→ **TASK PROMPT**
Your task is to write out the complete listing exactly as it is shown.

→ **STORED ROWS**
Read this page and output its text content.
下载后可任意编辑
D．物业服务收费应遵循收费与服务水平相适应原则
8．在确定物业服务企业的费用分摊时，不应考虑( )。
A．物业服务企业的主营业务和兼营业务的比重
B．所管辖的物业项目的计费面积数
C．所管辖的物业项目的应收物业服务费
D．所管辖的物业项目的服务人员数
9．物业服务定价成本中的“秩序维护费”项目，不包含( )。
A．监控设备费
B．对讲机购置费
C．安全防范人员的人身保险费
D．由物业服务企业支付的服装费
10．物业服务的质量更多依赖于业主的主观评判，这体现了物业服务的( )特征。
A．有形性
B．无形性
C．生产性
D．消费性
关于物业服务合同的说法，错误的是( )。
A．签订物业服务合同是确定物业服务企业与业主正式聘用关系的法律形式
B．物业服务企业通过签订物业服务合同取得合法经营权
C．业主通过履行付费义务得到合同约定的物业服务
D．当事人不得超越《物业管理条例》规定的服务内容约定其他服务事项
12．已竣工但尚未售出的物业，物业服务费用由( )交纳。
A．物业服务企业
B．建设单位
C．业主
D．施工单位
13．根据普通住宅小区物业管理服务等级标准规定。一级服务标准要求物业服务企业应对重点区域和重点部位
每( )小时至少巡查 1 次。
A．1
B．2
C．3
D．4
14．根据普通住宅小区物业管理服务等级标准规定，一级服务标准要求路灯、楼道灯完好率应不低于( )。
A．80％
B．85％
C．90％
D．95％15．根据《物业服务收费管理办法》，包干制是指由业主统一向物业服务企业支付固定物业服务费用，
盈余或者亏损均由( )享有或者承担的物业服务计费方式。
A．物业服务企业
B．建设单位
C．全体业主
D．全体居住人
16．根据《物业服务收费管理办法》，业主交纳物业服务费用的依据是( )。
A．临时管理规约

→ **FULL ANSWER**
Read this page and output its text content.
下载后可任意编辑
D．物业服务收费应遵循收费与服务水平相适应原则
8．在确定物业服务企业的费用分摊时，不应考虑( )。
A．物业服务企业的主营业务和兼营业务的比重
B．所管辖的物业项目的计费面积数
C．所管辖的物业项目的应收物业服务费
D．所管辖的物业项目的服务人员数
9．物业服务定价成本中的“秩序维护费”项目，不包含( )。
A．监控设备费
B．对讲机购置费
C．安全防范人员的人身保险费
D．由物业服务企业支付的服装费
10．物业服务的质量更多依赖于业主的主观评判，这体现了物业服务的( )特征。
A．有形性
B．无形性
C．生产性
D．消费性
关于物业服务合同的说法，错误的是( )。
A．签订物业服务合同是确定物业服务企业与业主正式聘用关系的法律形式
B．物业服务企业通过签订物业服务合同取得合法经营权
C．业主通过履行付费义务得到合同约定的物业服务
D．当事人不得超越《物业管理条例》规定的服务内容约定其他服务事项
12．已竣工但尚未售出的物业，物业服务费用由( )交纳。
A．物业服务企业
B．建设单位
C．业主
D．施工单位
13．根据普通住宅小区物业管理服务等级标准规定。一级服务标准要求物业服务企业应对重点区域和重点部位
每( )小时至少巡查 1 次。
A．1
B．2
C．3
D．4
14．根据普通住宅小区物业管理服务等级标准规定，一级服务标准要求路灯、楼道灯完好率应不低于( )。
A．80％
B．85％
C．90％
D．95％15．根据《物业服务收费管理办法》，包干制是指由业主统一向物业服务企业支付固定物业服务费用，
盈余或者亏损均由( )享有或者承担的物业服务计费方式。
A．物业服务企业
B．建设单位
C．全体业主
D．全体居住人
16．根据《物业服务收费管理办法》，业主交纳物业服务费用的依据是( )。
A．临时管理规约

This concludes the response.